▸ **EXERCISE PROMPT**
Of all the lines in the records, how many hold the word "διάφορα"? Answer with the number only.

(Stored items)
■ ■ ■ ■
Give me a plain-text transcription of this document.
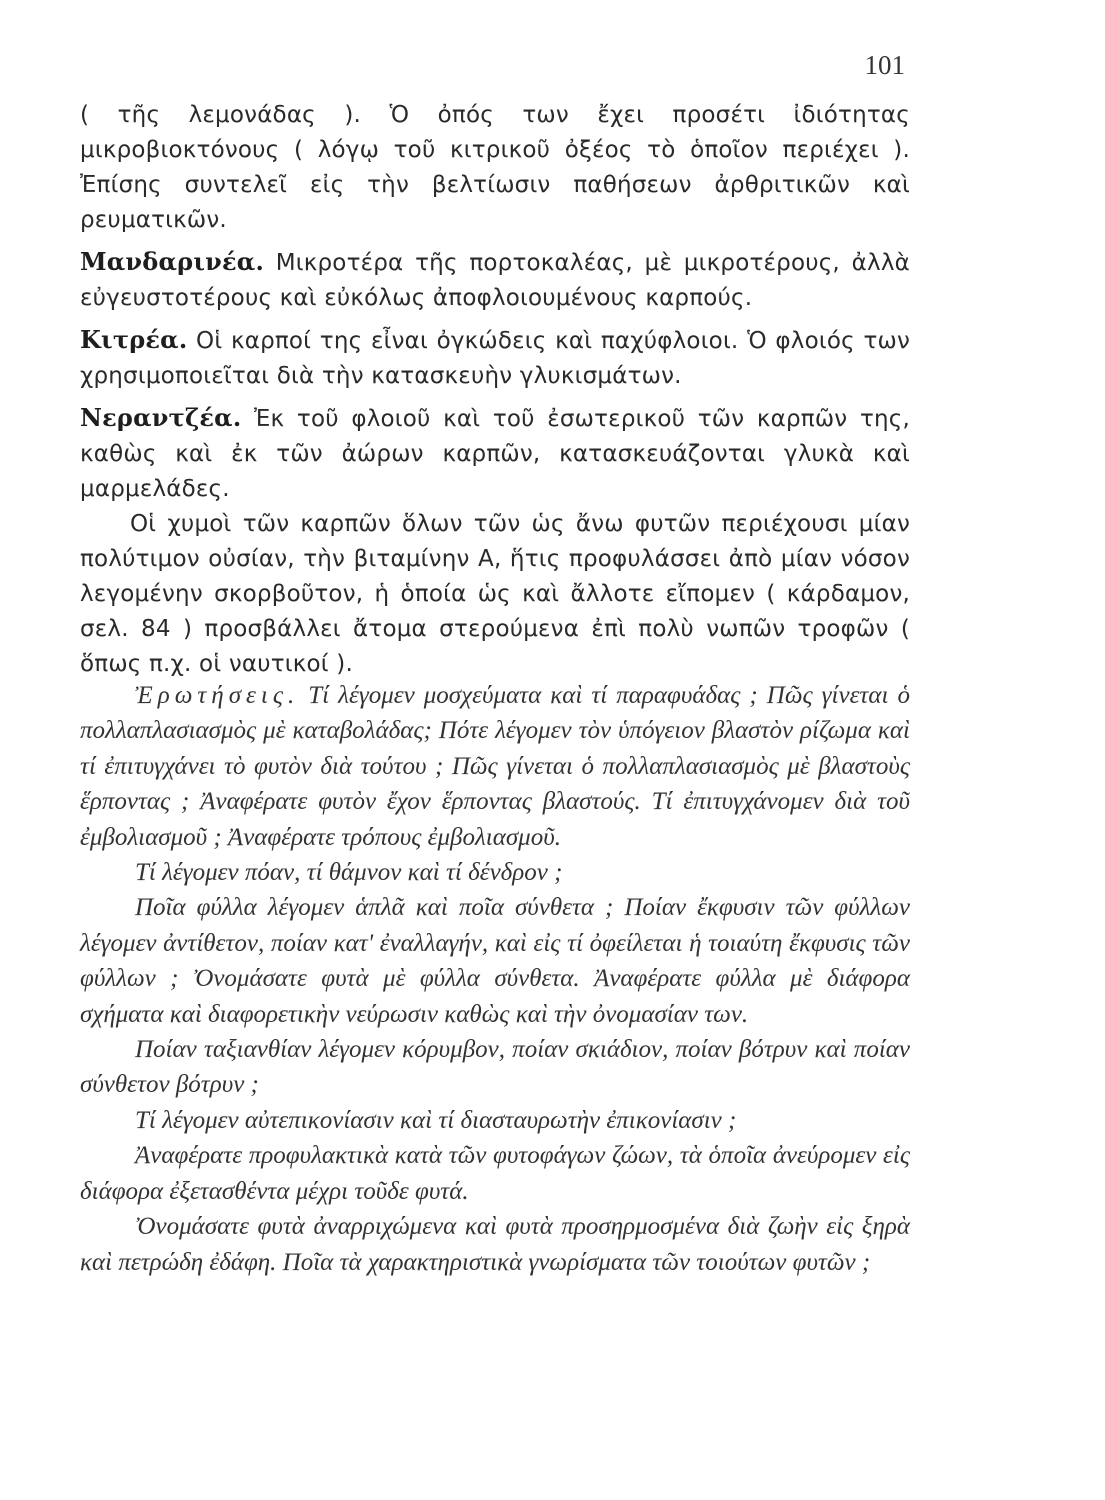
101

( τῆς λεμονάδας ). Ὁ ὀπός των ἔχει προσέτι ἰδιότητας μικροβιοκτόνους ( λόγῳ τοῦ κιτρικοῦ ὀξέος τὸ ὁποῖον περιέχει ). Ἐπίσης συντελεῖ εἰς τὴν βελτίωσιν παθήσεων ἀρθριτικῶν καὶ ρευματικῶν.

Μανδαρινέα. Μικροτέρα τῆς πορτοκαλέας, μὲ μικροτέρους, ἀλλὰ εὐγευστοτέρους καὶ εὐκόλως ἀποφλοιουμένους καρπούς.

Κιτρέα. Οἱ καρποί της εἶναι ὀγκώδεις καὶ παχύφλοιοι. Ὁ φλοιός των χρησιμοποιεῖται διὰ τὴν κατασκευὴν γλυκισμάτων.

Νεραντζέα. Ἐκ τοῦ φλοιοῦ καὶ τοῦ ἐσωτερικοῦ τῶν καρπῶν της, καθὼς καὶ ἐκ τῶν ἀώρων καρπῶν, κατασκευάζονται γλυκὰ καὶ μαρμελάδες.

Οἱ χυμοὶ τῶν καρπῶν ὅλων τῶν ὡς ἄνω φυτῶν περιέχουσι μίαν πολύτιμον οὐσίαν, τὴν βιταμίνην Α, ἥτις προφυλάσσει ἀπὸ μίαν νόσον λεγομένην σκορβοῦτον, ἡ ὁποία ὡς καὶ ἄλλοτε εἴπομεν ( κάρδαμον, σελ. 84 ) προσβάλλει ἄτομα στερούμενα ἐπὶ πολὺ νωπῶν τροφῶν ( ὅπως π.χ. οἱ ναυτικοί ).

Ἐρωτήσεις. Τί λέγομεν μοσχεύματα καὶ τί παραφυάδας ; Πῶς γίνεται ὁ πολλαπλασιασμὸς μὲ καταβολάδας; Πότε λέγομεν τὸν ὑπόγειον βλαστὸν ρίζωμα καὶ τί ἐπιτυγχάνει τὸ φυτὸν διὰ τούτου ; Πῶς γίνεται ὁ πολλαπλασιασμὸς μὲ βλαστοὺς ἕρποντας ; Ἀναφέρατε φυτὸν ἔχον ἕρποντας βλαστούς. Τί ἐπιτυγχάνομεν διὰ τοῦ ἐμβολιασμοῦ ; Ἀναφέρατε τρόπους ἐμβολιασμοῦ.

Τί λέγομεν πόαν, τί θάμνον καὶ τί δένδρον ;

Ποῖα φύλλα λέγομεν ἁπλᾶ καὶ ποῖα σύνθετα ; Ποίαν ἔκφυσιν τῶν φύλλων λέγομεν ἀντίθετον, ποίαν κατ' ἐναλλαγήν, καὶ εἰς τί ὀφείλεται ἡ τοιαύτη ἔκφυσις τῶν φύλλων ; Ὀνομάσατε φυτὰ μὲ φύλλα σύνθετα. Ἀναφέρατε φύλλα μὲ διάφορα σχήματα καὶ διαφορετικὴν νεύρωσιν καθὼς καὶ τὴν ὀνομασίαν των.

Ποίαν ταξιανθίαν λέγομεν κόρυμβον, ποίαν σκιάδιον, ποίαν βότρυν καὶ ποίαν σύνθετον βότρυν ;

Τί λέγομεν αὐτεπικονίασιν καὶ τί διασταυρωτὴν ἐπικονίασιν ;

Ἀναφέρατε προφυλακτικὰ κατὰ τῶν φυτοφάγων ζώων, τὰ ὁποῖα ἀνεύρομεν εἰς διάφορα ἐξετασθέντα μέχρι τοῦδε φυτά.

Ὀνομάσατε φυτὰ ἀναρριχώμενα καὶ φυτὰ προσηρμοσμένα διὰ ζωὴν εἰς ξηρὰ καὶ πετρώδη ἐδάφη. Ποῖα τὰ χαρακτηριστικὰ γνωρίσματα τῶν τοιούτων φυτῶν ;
■ ■ ■ ■
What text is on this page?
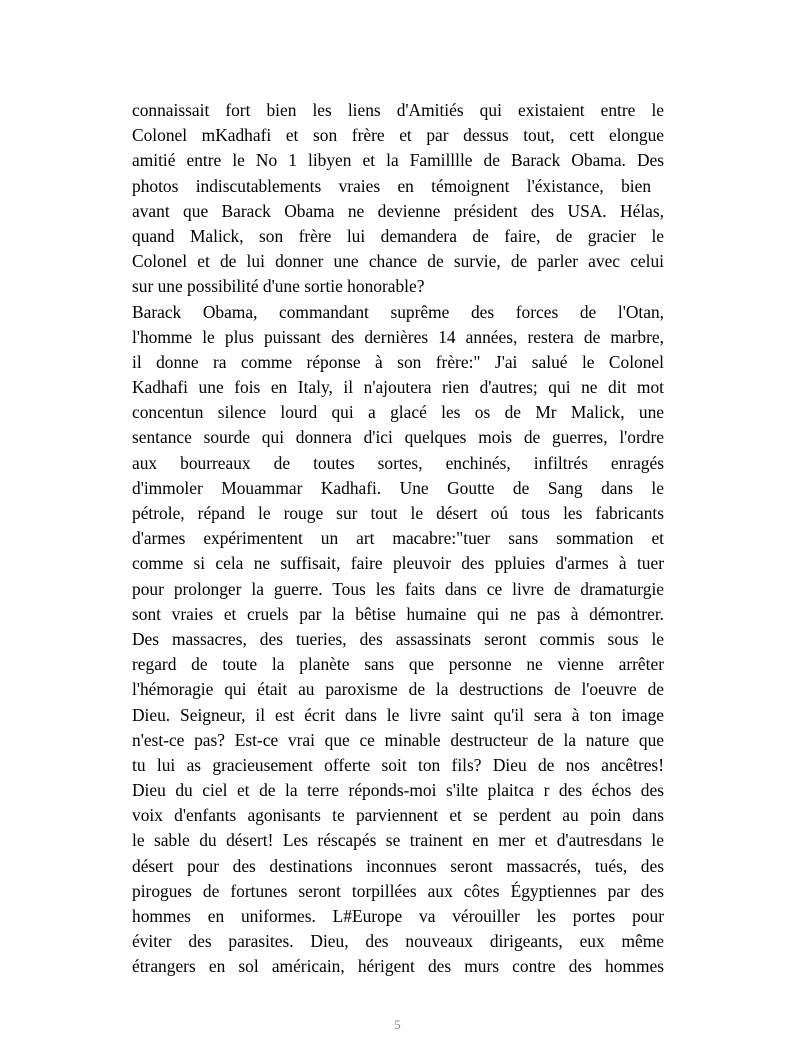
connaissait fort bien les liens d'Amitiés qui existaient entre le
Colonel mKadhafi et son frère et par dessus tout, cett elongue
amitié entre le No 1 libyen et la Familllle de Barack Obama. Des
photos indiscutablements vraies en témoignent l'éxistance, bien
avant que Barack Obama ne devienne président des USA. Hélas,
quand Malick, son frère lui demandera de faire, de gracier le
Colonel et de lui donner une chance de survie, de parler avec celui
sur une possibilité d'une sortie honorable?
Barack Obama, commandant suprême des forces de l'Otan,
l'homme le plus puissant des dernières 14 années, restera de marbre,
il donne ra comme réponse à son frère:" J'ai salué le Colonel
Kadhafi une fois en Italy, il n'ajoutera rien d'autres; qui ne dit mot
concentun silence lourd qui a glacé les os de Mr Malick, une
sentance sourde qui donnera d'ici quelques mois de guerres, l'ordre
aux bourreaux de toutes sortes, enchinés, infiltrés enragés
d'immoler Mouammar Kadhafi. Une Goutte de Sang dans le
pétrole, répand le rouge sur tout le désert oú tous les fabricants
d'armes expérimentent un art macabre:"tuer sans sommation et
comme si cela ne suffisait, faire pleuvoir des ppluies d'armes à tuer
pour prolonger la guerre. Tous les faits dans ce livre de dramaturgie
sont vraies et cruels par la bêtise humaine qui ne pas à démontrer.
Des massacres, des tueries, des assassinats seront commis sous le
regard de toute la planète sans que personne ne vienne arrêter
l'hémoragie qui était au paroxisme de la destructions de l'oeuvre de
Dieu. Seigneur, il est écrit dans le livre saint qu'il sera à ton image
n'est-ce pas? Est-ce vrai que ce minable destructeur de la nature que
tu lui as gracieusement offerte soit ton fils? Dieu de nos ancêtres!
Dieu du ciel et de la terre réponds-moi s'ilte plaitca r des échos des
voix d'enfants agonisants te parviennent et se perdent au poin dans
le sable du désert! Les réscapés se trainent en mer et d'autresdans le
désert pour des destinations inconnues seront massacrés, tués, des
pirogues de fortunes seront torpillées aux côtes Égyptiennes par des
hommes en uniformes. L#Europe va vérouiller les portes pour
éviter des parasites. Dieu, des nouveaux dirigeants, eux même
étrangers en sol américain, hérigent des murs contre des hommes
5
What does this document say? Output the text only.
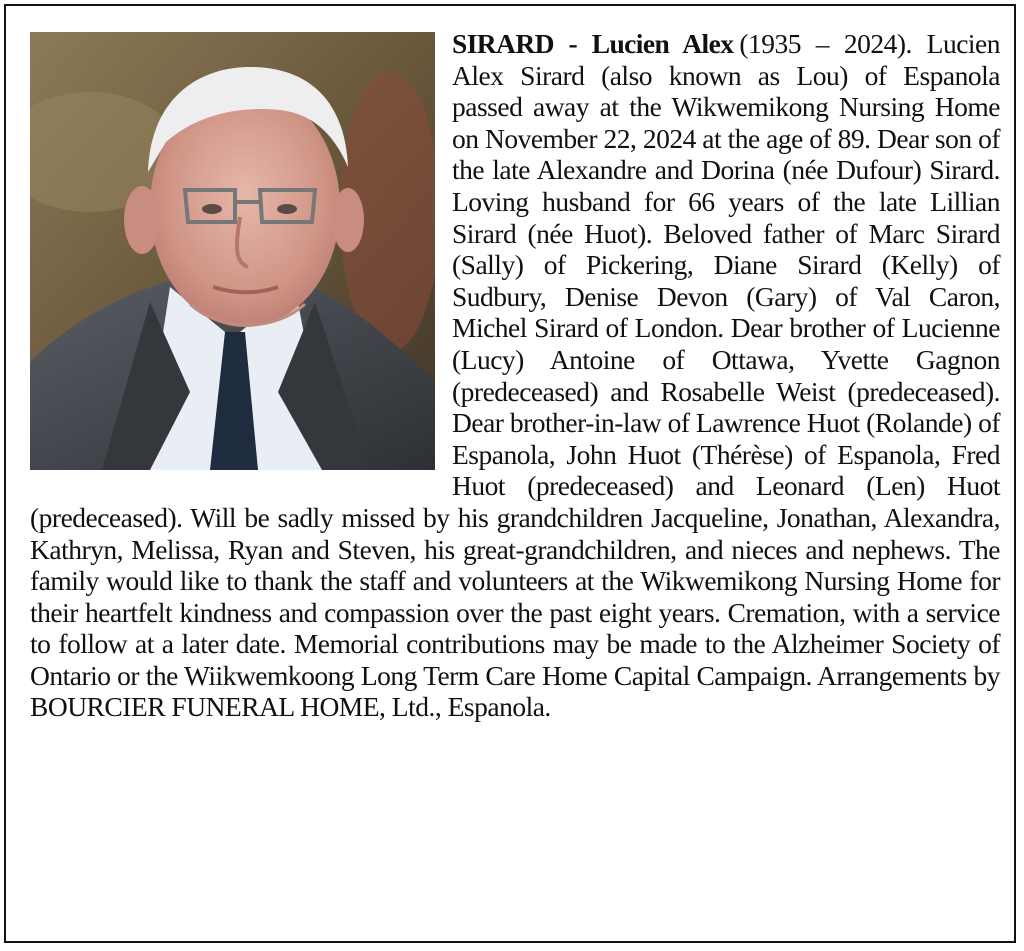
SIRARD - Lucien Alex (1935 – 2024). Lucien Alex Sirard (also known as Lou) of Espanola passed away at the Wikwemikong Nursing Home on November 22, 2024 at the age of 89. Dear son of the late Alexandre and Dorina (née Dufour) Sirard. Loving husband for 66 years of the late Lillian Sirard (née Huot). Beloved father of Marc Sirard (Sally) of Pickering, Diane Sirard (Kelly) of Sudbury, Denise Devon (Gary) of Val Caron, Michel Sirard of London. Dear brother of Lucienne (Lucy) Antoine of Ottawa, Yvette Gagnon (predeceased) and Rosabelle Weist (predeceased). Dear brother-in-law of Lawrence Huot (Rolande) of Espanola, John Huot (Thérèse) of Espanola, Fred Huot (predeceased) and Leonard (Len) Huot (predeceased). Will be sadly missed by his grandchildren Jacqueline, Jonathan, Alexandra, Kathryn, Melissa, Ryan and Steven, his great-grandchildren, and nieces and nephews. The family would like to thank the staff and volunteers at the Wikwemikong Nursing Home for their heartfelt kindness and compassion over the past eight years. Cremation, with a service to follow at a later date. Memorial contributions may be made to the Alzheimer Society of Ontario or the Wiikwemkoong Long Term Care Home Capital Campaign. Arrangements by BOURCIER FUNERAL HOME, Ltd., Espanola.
■ ■ ■ ■
▸ **RESULT OF THE TASK**
2